## [Exercise task]
Leave out the pictures, then reproduce the rest of the material exactly.

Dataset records
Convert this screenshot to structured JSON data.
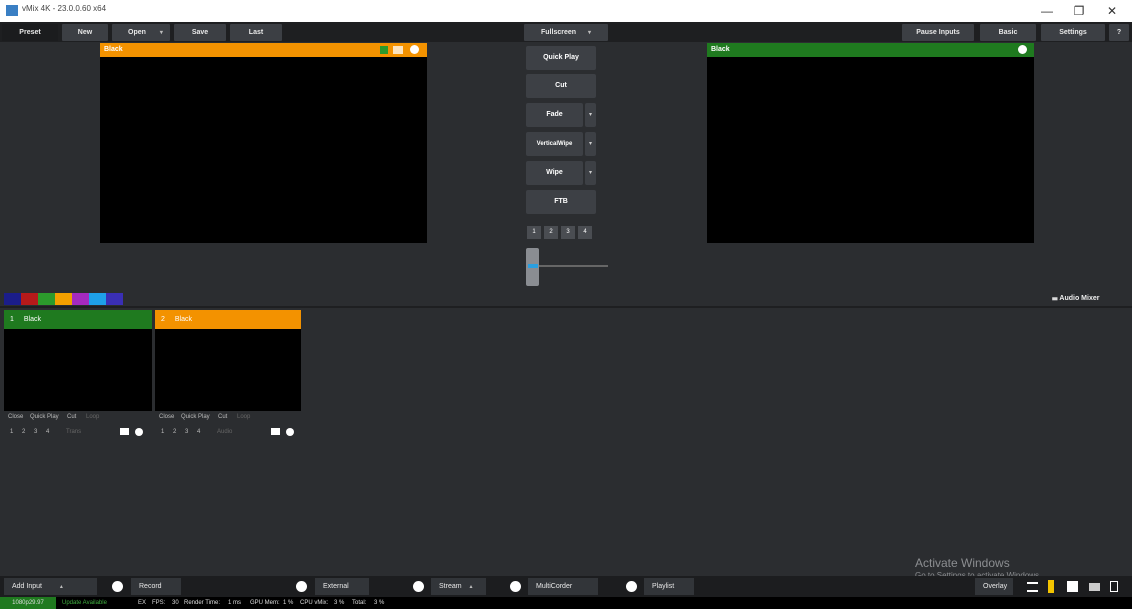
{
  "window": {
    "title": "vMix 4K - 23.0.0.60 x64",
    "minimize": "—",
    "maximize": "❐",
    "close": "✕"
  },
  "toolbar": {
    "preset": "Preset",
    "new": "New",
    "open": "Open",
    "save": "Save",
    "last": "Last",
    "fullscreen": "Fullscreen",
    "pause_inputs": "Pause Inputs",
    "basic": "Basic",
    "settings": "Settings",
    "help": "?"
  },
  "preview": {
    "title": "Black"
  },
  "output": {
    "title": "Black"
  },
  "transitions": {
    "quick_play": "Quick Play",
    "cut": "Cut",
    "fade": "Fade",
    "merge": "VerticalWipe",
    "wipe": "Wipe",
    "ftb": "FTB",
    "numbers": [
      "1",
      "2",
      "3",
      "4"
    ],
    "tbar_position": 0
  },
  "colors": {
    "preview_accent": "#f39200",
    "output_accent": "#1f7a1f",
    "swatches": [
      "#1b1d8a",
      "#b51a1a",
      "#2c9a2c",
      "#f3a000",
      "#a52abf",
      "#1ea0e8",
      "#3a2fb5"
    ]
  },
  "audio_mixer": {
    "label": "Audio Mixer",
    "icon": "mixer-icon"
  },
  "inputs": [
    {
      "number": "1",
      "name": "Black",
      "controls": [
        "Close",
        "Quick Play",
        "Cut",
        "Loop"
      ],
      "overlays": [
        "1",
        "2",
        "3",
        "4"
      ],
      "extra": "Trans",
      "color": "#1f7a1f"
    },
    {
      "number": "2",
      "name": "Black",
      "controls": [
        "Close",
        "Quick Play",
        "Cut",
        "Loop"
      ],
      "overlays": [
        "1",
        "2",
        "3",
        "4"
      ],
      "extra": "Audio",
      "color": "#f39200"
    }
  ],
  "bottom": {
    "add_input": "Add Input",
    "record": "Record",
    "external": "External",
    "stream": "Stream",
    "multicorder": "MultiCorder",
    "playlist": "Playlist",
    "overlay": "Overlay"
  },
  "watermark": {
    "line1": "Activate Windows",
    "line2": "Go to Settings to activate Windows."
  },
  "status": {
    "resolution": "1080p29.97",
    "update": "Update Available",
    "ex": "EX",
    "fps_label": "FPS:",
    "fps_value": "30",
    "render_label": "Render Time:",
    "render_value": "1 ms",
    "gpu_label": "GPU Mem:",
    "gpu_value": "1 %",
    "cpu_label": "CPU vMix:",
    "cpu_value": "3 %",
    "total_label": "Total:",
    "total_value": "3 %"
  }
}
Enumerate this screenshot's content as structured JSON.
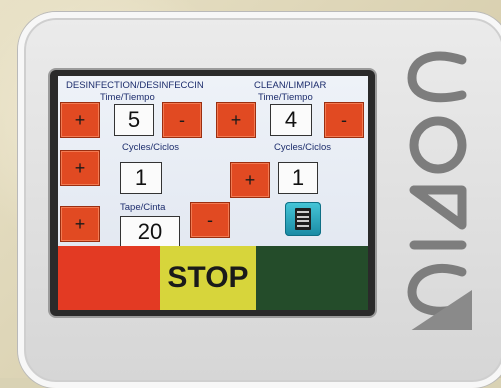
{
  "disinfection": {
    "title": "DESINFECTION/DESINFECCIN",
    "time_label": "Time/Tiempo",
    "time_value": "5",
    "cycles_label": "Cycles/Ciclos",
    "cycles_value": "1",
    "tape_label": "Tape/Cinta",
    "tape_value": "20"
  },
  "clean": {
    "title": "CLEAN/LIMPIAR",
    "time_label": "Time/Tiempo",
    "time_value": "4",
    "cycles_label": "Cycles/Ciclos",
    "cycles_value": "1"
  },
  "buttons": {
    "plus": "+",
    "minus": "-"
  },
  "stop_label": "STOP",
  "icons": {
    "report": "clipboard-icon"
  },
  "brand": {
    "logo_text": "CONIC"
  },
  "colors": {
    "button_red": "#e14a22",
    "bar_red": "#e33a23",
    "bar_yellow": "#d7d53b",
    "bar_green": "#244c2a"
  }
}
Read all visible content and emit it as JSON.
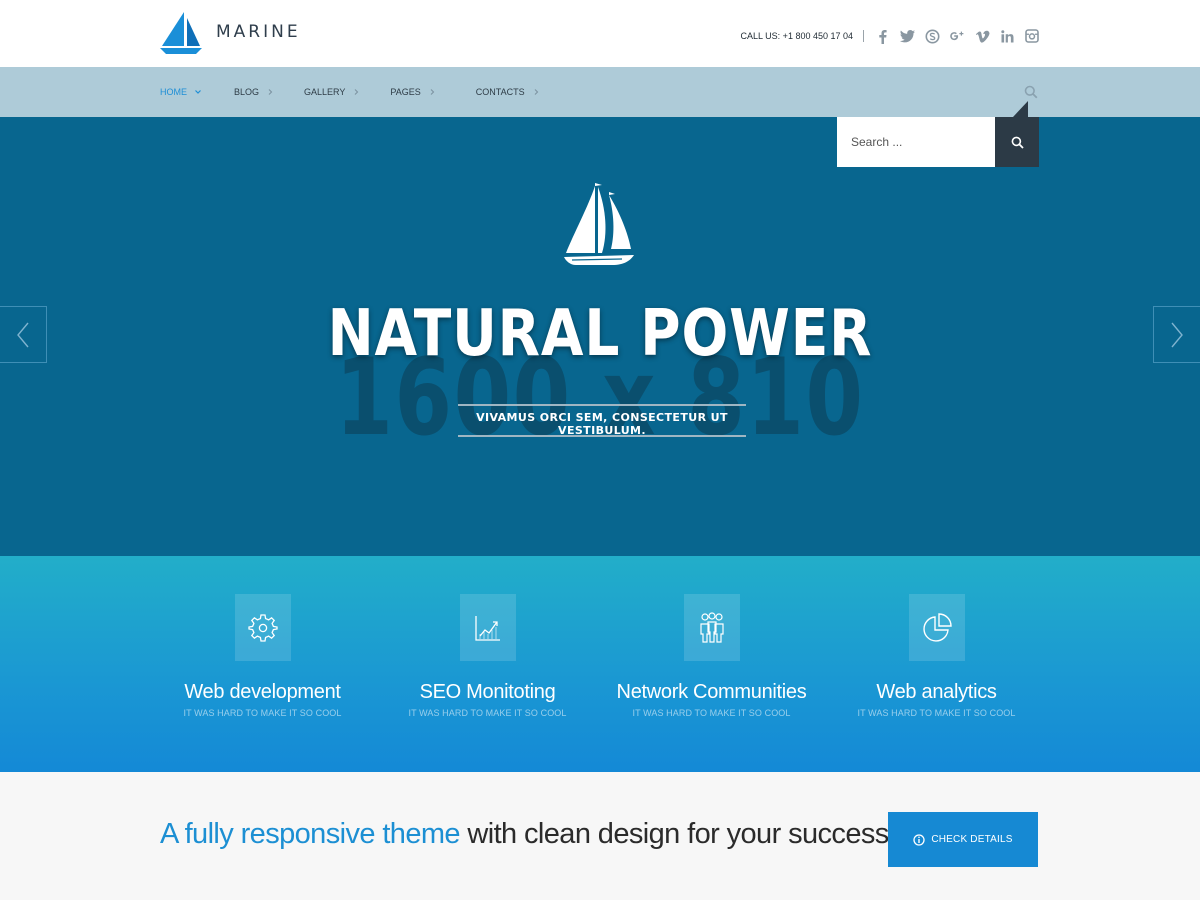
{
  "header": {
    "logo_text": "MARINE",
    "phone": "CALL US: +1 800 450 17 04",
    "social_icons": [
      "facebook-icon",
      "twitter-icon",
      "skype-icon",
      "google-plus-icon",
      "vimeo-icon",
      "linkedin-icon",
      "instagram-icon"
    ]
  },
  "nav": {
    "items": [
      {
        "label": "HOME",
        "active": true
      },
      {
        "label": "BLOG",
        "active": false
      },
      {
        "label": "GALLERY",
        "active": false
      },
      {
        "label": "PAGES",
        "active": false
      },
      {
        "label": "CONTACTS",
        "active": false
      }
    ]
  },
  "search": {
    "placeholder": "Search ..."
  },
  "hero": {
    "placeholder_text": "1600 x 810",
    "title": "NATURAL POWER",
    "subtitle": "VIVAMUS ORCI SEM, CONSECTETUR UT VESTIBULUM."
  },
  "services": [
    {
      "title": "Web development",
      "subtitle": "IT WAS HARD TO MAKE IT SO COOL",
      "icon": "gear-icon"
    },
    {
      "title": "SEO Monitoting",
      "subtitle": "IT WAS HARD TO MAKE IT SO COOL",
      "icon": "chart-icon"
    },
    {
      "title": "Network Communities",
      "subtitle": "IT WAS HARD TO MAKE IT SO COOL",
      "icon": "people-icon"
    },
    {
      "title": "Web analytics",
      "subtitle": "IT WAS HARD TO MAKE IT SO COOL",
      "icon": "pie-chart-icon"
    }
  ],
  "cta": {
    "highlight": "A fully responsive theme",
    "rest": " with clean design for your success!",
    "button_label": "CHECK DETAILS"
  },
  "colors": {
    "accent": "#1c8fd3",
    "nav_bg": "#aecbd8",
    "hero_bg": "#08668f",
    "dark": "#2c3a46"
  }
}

## [Output]
Convert this screenshot to structured JSON data.
{
  "window": {
    "title": "vMix 4K - 23.0.0.60 x64",
    "minimize": "—",
    "maximize": "❐",
    "close": "✕"
  },
  "toolbar": {
    "preset": "Preset",
    "new": "New",
    "open": "Open",
    "save": "Save",
    "last": "Last",
    "fullscreen": "Fullscreen",
    "pause_inputs": "Pause Inputs",
    "basic": "Basic",
    "settings": "Settings",
    "help": "?"
  },
  "preview": {
    "title": "Black"
  },
  "output": {
    "title": "Black"
  },
  "transitions": {
    "quick_play": "Quick Play",
    "cut": "Cut",
    "fade": "Fade",
    "merge": "VerticalWipe",
    "wipe": "Wipe",
    "ftb": "FTB",
    "numbers": [
      "1",
      "2",
      "3",
      "4"
    ],
    "tbar_position": 0
  },
  "colors": {
    "preview_accent": "#f39200",
    "output_accent": "#1f7a1f",
    "swatches": [
      "#1b1d8a",
      "#b51a1a",
      "#2c9a2c",
      "#f3a000",
      "#a52abf",
      "#1ea0e8",
      "#3a2fb5"
    ]
  },
  "audio_mixer": {
    "label": "Audio Mixer",
    "icon": "mixer-icon"
  },
  "inputs": [
    {
      "number": "1",
      "name": "Black",
      "controls": [
        "Close",
        "Quick Play",
        "Cut",
        "Loop"
      ],
      "overlays": [
        "1",
        "2",
        "3",
        "4"
      ],
      "extra": "Trans",
      "color": "#1f7a1f"
    },
    {
      "number": "2",
      "name": "Black",
      "controls": [
        "Close",
        "Quick Play",
        "Cut",
        "Loop"
      ],
      "overlays": [
        "1",
        "2",
        "3",
        "4"
      ],
      "extra": "Audio",
      "color": "#f39200"
    }
  ],
  "bottom": {
    "add_input": "Add Input",
    "record": "Record",
    "external": "External",
    "stream": "Stream",
    "multicorder": "MultiCorder",
    "playlist": "Playlist",
    "overlay": "Overlay"
  },
  "watermark": {
    "line1": "Activate Windows",
    "line2": "Go to Settings to activate Windows."
  },
  "status": {
    "resolution": "1080p29.97",
    "update": "Update Available",
    "ex": "EX",
    "fps_label": "FPS:",
    "fps_value": "30",
    "render_label": "Render Time:",
    "render_value": "1 ms",
    "gpu_label": "GPU Mem:",
    "gpu_value": "1 %",
    "cpu_label": "CPU vMix:",
    "cpu_value": "3 %",
    "total_label": "Total:",
    "total_value": "3 %"
  }
}
Enumerate this screenshot's content as structured JSON.
{
  "disinfection": {
    "title": "DESINFECTION/DESINFECCIN",
    "time_label": "Time/Tiempo",
    "time_value": "5",
    "cycles_label": "Cycles/Ciclos",
    "cycles_value": "1",
    "tape_label": "Tape/Cinta",
    "tape_value": "20"
  },
  "clean": {
    "title": "CLEAN/LIMPIAR",
    "time_label": "Time/Tiempo",
    "time_value": "4",
    "cycles_label": "Cycles/Ciclos",
    "cycles_value": "1"
  },
  "buttons": {
    "plus": "+",
    "minus": "-"
  },
  "stop_label": "STOP",
  "icons": {
    "report": "clipboard-icon"
  },
  "brand": {
    "logo_text": "CONIC"
  },
  "colors": {
    "button_red": "#e14a22",
    "bar_red": "#e33a23",
    "bar_yellow": "#d7d53b",
    "bar_green": "#244c2a"
  }
}
Read all visible content and emit it as JSON.
{
  "header": {
    "logo_text": "MARINE",
    "phone": "CALL US: +1 800 450 17 04",
    "social_icons": [
      "facebook-icon",
      "twitter-icon",
      "skype-icon",
      "google-plus-icon",
      "vimeo-icon",
      "linkedin-icon",
      "instagram-icon"
    ]
  },
  "nav": {
    "items": [
      {
        "label": "HOME",
        "active": true
      },
      {
        "label": "BLOG",
        "active": false
      },
      {
        "label": "GALLERY",
        "active": false
      },
      {
        "label": "PAGES",
        "active": false
      },
      {
        "label": "CONTACTS",
        "active": false
      }
    ]
  },
  "search": {
    "placeholder": "Search ..."
  },
  "hero": {
    "placeholder_text": "1600 x 810",
    "title": "NATURAL POWER",
    "subtitle": "VIVAMUS ORCI SEM, CONSECTETUR UT VESTIBULUM."
  },
  "services": [
    {
      "title": "Web development",
      "subtitle": "IT WAS HARD TO MAKE IT SO COOL",
      "icon": "gear-icon"
    },
    {
      "title": "SEO Monitoting",
      "subtitle": "IT WAS HARD TO MAKE IT SO COOL",
      "icon": "chart-icon"
    },
    {
      "title": "Network Communities",
      "subtitle": "IT WAS HARD TO MAKE IT SO COOL",
      "icon": "people-icon"
    },
    {
      "title": "Web analytics",
      "subtitle": "IT WAS HARD TO MAKE IT SO COOL",
      "icon": "pie-chart-icon"
    }
  ],
  "cta": {
    "highlight": "A fully responsive theme",
    "rest": " with clean design for your success!",
    "button_label": "CHECK DETAILS"
  },
  "colors": {
    "accent": "#1c8fd3",
    "nav_bg": "#aecbd8",
    "hero_bg": "#08668f",
    "dark": "#2c3a46"
  }
}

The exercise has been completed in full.